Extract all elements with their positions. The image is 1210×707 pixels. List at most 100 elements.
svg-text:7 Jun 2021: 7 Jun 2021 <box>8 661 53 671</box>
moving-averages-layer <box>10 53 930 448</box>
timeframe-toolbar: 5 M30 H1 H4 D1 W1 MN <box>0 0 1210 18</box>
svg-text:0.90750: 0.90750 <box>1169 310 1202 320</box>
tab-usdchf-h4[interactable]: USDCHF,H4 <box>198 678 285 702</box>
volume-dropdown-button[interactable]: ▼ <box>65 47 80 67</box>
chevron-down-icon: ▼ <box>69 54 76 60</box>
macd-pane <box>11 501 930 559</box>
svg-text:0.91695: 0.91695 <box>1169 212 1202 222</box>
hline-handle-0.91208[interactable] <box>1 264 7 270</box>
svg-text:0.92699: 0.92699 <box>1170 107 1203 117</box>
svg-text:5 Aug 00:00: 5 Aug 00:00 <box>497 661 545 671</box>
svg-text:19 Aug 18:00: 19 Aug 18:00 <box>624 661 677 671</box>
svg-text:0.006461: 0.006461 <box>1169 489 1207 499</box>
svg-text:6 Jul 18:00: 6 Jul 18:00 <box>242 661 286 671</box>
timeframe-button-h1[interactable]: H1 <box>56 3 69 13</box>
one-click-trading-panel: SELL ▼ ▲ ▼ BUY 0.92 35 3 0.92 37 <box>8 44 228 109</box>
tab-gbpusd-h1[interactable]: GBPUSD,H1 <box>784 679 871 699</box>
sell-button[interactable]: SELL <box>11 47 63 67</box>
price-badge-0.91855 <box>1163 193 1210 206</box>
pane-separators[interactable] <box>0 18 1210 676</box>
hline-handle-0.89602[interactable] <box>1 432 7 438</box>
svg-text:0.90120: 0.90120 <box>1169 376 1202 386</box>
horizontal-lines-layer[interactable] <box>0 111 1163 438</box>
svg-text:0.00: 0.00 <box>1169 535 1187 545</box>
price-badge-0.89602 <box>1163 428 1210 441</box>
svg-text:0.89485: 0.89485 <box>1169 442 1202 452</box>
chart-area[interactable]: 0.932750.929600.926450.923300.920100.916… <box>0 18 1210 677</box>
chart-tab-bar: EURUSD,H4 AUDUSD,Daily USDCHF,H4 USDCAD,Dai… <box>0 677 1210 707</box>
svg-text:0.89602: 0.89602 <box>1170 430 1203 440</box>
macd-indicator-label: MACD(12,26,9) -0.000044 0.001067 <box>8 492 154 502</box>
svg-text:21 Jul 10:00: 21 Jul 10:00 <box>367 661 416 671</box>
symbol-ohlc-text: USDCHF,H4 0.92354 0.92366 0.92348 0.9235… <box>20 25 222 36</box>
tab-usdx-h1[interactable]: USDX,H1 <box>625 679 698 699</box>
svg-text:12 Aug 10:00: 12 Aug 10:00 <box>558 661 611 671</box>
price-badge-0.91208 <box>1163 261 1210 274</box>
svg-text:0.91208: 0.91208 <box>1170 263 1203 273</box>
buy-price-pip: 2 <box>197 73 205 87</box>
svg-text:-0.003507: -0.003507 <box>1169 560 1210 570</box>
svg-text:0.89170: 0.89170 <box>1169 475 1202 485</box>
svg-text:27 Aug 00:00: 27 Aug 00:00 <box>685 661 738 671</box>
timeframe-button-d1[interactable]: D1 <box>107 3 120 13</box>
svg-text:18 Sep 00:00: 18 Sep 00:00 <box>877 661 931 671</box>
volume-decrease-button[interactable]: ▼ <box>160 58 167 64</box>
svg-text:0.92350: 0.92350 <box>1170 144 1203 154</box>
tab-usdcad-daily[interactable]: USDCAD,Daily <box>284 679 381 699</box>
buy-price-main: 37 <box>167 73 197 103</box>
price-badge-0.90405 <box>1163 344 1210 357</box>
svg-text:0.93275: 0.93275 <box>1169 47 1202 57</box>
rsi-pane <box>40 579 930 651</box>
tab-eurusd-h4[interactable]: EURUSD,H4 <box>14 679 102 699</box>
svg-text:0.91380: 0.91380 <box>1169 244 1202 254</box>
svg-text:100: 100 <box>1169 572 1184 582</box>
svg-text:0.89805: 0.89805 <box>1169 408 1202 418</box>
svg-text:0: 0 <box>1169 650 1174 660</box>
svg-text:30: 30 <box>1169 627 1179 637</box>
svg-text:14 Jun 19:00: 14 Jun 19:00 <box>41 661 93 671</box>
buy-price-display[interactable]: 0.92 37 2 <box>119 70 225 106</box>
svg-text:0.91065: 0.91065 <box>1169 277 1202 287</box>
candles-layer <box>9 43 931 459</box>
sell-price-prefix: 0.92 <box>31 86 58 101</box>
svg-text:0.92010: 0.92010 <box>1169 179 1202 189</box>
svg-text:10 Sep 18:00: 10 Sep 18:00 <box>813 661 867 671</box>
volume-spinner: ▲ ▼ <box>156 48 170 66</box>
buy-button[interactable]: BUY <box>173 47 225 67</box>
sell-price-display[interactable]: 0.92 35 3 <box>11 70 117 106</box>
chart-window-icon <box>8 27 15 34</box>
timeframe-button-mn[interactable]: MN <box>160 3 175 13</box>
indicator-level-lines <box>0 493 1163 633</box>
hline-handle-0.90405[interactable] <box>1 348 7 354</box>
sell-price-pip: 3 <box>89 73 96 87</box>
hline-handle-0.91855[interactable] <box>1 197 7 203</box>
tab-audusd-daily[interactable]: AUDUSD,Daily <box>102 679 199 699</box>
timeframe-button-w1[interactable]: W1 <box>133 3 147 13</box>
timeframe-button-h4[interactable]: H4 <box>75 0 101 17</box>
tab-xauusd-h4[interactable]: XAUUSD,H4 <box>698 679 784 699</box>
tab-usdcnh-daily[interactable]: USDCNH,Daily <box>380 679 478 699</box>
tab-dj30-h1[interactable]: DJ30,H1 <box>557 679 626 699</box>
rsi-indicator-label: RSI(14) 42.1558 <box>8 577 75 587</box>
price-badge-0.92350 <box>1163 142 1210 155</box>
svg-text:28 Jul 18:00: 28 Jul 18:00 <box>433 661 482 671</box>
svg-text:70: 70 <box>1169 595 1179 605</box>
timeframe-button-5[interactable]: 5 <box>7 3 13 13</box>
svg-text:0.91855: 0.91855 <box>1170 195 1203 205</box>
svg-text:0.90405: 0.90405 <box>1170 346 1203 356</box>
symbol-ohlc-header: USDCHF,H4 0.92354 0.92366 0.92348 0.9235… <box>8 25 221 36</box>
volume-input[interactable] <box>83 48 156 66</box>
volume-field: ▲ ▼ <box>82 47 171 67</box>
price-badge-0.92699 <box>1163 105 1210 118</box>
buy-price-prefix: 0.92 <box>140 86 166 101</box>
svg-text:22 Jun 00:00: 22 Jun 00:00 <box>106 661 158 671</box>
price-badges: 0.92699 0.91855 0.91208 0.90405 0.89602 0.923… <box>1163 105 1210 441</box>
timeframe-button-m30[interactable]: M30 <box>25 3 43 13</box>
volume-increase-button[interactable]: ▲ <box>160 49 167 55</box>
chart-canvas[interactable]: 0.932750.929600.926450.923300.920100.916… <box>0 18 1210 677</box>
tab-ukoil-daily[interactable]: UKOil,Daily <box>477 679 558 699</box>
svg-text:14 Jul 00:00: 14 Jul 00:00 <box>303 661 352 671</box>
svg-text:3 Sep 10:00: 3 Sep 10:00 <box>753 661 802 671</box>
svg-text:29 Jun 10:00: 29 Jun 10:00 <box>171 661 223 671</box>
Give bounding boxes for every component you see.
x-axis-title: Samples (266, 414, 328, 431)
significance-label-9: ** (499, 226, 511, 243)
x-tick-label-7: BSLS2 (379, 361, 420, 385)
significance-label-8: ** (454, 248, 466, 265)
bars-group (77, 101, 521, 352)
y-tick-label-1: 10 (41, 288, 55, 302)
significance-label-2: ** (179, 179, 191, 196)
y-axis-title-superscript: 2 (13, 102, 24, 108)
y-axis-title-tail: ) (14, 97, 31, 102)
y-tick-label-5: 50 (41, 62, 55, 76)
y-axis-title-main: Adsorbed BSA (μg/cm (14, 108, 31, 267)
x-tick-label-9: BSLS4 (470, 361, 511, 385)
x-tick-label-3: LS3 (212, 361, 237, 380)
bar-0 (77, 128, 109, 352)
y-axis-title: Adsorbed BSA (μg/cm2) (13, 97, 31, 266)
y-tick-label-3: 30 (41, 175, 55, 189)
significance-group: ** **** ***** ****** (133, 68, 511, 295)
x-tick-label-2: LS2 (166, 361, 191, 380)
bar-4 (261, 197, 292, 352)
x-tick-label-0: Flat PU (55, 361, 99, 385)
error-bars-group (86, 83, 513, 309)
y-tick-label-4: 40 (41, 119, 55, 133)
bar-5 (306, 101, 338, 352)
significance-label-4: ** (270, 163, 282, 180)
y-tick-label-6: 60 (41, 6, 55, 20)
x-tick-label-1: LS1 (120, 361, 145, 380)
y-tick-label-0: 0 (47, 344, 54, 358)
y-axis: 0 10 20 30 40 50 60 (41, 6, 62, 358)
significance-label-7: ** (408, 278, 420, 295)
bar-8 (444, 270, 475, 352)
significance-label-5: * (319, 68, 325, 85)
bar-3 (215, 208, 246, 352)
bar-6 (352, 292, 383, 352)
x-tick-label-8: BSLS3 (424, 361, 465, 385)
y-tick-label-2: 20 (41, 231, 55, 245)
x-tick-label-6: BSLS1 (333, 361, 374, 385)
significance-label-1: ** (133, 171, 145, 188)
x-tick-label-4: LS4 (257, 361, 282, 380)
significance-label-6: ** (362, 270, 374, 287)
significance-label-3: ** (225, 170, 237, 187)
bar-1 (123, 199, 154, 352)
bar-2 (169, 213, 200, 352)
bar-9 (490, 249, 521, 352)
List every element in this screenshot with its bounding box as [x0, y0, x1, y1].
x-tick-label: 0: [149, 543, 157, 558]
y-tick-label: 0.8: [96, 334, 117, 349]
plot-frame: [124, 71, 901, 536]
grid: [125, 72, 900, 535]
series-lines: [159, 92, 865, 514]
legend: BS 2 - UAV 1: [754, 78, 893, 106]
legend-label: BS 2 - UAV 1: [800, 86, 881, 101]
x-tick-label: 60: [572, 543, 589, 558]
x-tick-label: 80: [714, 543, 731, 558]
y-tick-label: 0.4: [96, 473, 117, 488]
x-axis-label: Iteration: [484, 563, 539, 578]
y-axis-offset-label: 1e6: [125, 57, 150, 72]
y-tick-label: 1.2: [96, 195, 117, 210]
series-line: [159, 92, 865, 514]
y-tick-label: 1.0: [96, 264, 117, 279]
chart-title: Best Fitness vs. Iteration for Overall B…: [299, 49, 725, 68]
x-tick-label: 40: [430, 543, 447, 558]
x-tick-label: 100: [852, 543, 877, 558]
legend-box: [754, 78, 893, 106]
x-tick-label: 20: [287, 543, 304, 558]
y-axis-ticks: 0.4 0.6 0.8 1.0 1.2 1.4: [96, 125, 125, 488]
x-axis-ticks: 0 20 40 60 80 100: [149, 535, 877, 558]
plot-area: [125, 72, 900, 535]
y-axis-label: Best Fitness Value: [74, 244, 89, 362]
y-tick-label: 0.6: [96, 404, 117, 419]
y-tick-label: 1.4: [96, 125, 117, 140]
++++++++++
* _Goal_
Reproduce the data word for word, from its first line through the line that contains "svg-text:0.89602: 0.89602 <box>1170", with both of those lines included.

* _Final result_
Extract all elements with their positions. The image is 1210×707 pixels. List at most 100 elements.
svg-text:7 Jun 2021: 7 Jun 2021 <box>8 661 53 671</box>
moving-averages-layer <box>10 53 930 448</box>
timeframe-toolbar: 5 M30 H1 H4 D1 W1 MN <box>0 0 1210 18</box>
svg-text:0.90750: 0.90750 <box>1169 310 1202 320</box>
tab-usdchf-h4[interactable]: USDCHF,H4 <box>198 678 285 702</box>
volume-dropdown-button[interactable]: ▼ <box>65 47 80 67</box>
chevron-down-icon: ▼ <box>69 54 76 60</box>
macd-pane <box>11 501 930 559</box>
svg-text:0.91695: 0.91695 <box>1169 212 1202 222</box>
hline-handle-0.91208[interactable] <box>1 264 7 270</box>
svg-text:0.92699: 0.92699 <box>1170 107 1203 117</box>
svg-text:5 Aug 00:00: 5 Aug 00:00 <box>497 661 545 671</box>
svg-text:19 Aug 18:00: 19 Aug 18:00 <box>624 661 677 671</box>
svg-text:0.006461: 0.006461 <box>1169 489 1207 499</box>
svg-text:6 Jul 18:00: 6 Jul 18:00 <box>242 661 286 671</box>
timeframe-button-h1[interactable]: H1 <box>56 3 69 13</box>
one-click-trading-panel: SELL ▼ ▲ ▼ BUY 0.92 35 3 0.92 37 <box>8 44 228 109</box>
tab-gbpusd-h1[interactable]: GBPUSD,H1 <box>784 679 871 699</box>
sell-button[interactable]: SELL <box>11 47 63 67</box>
price-badge-0.91855 <box>1163 193 1210 206</box>
pane-separators[interactable] <box>0 18 1210 676</box>
hline-handle-0.89602[interactable] <box>1 432 7 438</box>
svg-text:0.90120: 0.90120 <box>1169 376 1202 386</box>
horizontal-lines-layer[interactable] <box>0 111 1163 438</box>
svg-text:0.00: 0.00 <box>1169 535 1187 545</box>
price-badge-0.89602 <box>1163 428 1210 441</box>
svg-text:0.89485: 0.89485 <box>1169 442 1202 452</box>
chart-area[interactable]: 0.932750.929600.926450.923300.920100.916… <box>0 18 1210 677</box>
chart-tab-bar: EURUSD,H4 AUDUSD,Daily USDCHF,H4 USDCAD,Dai… <box>0 677 1210 707</box>
svg-text:0.89602: 0.89602 <box>1170 430 1203 440</box>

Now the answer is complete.